== GIVEN RECORDS ==
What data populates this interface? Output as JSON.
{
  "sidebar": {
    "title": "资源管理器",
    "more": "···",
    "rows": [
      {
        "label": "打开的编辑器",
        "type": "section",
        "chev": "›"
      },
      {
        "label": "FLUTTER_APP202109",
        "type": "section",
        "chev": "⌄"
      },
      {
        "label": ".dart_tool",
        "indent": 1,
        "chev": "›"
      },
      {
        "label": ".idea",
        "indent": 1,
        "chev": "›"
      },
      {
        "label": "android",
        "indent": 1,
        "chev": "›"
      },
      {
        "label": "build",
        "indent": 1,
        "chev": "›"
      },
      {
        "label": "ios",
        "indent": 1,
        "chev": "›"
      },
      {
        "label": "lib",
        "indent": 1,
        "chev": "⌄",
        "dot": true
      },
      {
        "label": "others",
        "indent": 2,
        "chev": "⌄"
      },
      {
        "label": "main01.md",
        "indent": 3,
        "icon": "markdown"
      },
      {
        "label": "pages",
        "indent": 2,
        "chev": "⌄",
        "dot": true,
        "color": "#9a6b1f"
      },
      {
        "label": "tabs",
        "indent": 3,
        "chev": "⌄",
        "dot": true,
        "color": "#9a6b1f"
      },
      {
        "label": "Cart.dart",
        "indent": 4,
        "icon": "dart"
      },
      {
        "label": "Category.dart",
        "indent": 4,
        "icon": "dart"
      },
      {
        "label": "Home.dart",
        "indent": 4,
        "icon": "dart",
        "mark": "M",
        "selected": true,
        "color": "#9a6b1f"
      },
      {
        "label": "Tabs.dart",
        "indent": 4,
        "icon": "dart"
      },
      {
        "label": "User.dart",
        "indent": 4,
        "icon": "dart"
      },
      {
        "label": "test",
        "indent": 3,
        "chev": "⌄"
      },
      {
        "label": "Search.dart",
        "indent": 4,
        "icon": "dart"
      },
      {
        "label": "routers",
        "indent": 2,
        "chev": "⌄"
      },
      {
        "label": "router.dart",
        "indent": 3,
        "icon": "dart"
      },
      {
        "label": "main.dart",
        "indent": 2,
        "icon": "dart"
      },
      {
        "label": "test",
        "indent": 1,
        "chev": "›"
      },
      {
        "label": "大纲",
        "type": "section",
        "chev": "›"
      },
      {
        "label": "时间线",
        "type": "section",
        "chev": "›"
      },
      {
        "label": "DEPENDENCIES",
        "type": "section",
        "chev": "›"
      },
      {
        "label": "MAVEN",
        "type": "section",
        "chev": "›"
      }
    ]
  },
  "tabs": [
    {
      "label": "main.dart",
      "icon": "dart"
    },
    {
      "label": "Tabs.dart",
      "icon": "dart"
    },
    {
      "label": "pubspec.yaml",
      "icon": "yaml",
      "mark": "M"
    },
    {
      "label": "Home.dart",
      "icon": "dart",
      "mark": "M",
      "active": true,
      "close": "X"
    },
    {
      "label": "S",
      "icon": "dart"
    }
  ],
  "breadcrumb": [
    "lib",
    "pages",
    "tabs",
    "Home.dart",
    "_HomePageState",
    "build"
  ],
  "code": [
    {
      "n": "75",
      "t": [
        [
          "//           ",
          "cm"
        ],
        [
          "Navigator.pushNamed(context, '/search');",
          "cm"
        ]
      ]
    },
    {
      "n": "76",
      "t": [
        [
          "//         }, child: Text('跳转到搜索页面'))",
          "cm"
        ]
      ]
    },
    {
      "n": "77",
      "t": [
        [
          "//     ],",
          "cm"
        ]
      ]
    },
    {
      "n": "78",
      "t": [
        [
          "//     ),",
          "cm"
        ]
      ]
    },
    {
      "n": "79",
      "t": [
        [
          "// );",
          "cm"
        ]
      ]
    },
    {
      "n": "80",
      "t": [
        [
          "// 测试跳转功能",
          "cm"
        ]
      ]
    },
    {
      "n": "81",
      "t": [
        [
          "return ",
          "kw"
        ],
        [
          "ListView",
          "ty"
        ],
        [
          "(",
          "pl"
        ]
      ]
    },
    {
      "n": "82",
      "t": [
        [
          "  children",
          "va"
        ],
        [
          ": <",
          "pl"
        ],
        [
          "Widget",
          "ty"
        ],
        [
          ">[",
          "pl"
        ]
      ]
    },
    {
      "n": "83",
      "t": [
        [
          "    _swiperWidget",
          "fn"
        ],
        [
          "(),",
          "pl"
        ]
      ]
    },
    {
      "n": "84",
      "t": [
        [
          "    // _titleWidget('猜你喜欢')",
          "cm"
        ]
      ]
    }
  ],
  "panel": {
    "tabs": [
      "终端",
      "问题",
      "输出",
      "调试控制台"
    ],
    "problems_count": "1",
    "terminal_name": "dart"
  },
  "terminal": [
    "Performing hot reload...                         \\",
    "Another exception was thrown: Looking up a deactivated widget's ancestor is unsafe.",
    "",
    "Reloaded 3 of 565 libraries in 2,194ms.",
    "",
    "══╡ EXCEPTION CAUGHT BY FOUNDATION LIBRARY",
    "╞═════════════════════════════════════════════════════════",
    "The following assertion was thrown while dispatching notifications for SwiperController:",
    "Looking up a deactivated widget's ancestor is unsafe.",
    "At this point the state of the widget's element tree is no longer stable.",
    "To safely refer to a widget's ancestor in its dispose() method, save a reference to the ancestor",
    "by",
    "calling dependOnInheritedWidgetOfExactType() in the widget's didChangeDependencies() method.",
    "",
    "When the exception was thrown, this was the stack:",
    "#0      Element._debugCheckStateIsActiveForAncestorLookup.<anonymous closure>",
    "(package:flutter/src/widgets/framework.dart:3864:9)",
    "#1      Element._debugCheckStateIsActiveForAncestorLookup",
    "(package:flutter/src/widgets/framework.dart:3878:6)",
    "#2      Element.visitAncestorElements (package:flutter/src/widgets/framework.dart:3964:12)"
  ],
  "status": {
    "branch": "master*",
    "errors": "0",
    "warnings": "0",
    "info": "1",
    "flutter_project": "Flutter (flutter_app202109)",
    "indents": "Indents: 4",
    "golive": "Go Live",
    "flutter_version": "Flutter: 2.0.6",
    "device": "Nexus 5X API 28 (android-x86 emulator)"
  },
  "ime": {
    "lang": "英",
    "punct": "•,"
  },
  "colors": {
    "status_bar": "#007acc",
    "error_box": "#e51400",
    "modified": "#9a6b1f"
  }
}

== WHAT TO PRODUCE ==
All of the material above needs to be copied exactly.

== TASK SOLUTION ==
What data populates this interface? Output as JSON.
{
  "sidebar": {
    "title": "资源管理器",
    "more": "···",
    "rows": [
      {
        "label": "打开的编辑器",
        "type": "section",
        "chev": "›"
      },
      {
        "label": "FLUTTER_APP202109",
        "type": "section",
        "chev": "⌄"
      },
      {
        "label": ".dart_tool",
        "indent": 1,
        "chev": "›"
      },
      {
        "label": ".idea",
        "indent": 1,
        "chev": "›"
      },
      {
        "label": "android",
        "indent": 1,
        "chev": "›"
      },
      {
        "label": "build",
        "indent": 1,
        "chev": "›"
      },
      {
        "label": "ios",
        "indent": 1,
        "chev": "›"
      },
      {
        "label": "lib",
        "indent": 1,
        "chev": "⌄",
        "dot": true
      },
      {
        "label": "others",
        "indent": 2,
        "chev": "⌄"
      },
      {
        "label": "main01.md",
        "indent": 3,
        "icon": "markdown"
      },
      {
        "label": "pages",
        "indent": 2,
        "chev": "⌄",
        "dot": true,
        "color": "#9a6b1f"
      },
      {
        "label": "tabs",
        "indent": 3,
        "chev": "⌄",
        "dot": true,
        "color": "#9a6b1f"
      },
      {
        "label": "Cart.dart",
        "indent": 4,
        "icon": "dart"
      },
      {
        "label": "Category.dart",
        "indent": 4,
        "icon": "dart"
      },
      {
        "label": "Home.dart",
        "indent": 4,
        "icon": "dart",
        "mark": "M",
        "selected": true,
        "color": "#9a6b1f"
      },
      {
        "label": "Tabs.dart",
        "indent": 4,
        "icon": "dart"
      },
      {
        "label": "User.dart",
        "indent": 4,
        "icon": "dart"
      },
      {
        "label": "test",
        "indent": 3,
        "chev": "⌄"
      },
      {
        "label": "Search.dart",
        "indent": 4,
        "icon": "dart"
      },
      {
        "label": "routers",
        "indent": 2,
        "chev": "⌄"
      },
      {
        "label": "router.dart",
        "indent": 3,
        "icon": "dart"
      },
      {
        "label": "main.dart",
        "indent": 2,
        "icon": "dart"
      },
      {
        "label": "test",
        "indent": 1,
        "chev": "›"
      },
      {
        "label": "大纲",
        "type": "section",
        "chev": "›"
      },
      {
        "label": "时间线",
        "type": "section",
        "chev": "›"
      },
      {
        "label": "DEPENDENCIES",
        "type": "section",
        "chev": "›"
      },
      {
        "label": "MAVEN",
        "type": "section",
        "chev": "›"
      }
    ]
  },
  "tabs": [
    {
      "label": "main.dart",
      "icon": "dart"
    },
    {
      "label": "Tabs.dart",
      "icon": "dart"
    },
    {
      "label": "pubspec.yaml",
      "icon": "yaml",
      "mark": "M"
    },
    {
      "label": "Home.dart",
      "icon": "dart",
      "mark": "M",
      "active": true,
      "close": "X"
    },
    {
      "label": "S",
      "icon": "dart"
    }
  ],
  "breadcrumb": [
    "lib",
    "pages",
    "tabs",
    "Home.dart",
    "_HomePageState",
    "build"
  ],
  "code": [
    {
      "n": "75",
      "t": [
        [
          "//           ",
          "cm"
        ],
        [
          "Navigator.pushNamed(context, '/search');",
          "cm"
        ]
      ]
    },
    {
      "n": "76",
      "t": [
        [
          "//         }, child: Text('跳转到搜索页面'))",
          "cm"
        ]
      ]
    },
    {
      "n": "77",
      "t": [
        [
          "//     ],",
          "cm"
        ]
      ]
    },
    {
      "n": "78",
      "t": [
        [
          "//     ),",
          "cm"
        ]
      ]
    },
    {
      "n": "79",
      "t": [
        [
          "// );",
          "cm"
        ]
      ]
    },
    {
      "n": "80",
      "t": [
        [
          "// 测试跳转功能",
          "cm"
        ]
      ]
    },
    {
      "n": "81",
      "t": [
        [
          "return ",
          "kw"
        ],
        [
          "ListView",
          "ty"
        ],
        [
          "(",
          "pl"
        ]
      ]
    },
    {
      "n": "82",
      "t": [
        [
          "  children",
          "va"
        ],
        [
          ": <",
          "pl"
        ],
        [
          "Widget",
          "ty"
        ],
        [
          ">[",
          "pl"
        ]
      ]
    },
    {
      "n": "83",
      "t": [
        [
          "    _swiperWidget",
          "fn"
        ],
        [
          "(),",
          "pl"
        ]
      ]
    },
    {
      "n": "84",
      "t": [
        [
          "    // _titleWidget('猜你喜欢')",
          "cm"
        ]
      ]
    }
  ],
  "panel": {
    "tabs": [
      "终端",
      "问题",
      "输出",
      "调试控制台"
    ],
    "problems_count": "1",
    "terminal_name": "dart"
  },
  "terminal": [
    "Performing hot reload...                         \\",
    "Another exception was thrown: Looking up a deactivated widget's ancestor is unsafe.",
    "",
    "Reloaded 3 of 565 libraries in 2,194ms.",
    "",
    "══╡ EXCEPTION CAUGHT BY FOUNDATION LIBRARY",
    "╞═════════════════════════════════════════════════════════",
    "The following assertion was thrown while dispatching notifications for SwiperController:",
    "Looking up a deactivated widget's ancestor is unsafe.",
    "At this point the state of the widget's element tree is no longer stable.",
    "To safely refer to a widget's ancestor in its dispose() method, save a reference to the ancestor",
    "by",
    "calling dependOnInheritedWidgetOfExactType() in the widget's didChangeDependencies() method.",
    "",
    "When the exception was thrown, this was the stack:",
    "#0      Element._debugCheckStateIsActiveForAncestorLookup.<anonymous closure>",
    "(package:flutter/src/widgets/framework.dart:3864:9)",
    "#1      Element._debugCheckStateIsActiveForAncestorLookup",
    "(package:flutter/src/widgets/framework.dart:3878:6)",
    "#2      Element.visitAncestorElements (package:flutter/src/widgets/framework.dart:3964:12)"
  ],
  "status": {
    "branch": "master*",
    "errors": "0",
    "warnings": "0",
    "info": "1",
    "flutter_project": "Flutter (flutter_app202109)",
    "indents": "Indents: 4",
    "golive": "Go Live",
    "flutter_version": "Flutter: 2.0.6",
    "device": "Nexus 5X API 28 (android-x86 emulator)"
  },
  "ime": {
    "lang": "英",
    "punct": "•,"
  },
  "colors": {
    "status_bar": "#007acc",
    "error_box": "#e51400",
    "modified": "#9a6b1f"
  }
}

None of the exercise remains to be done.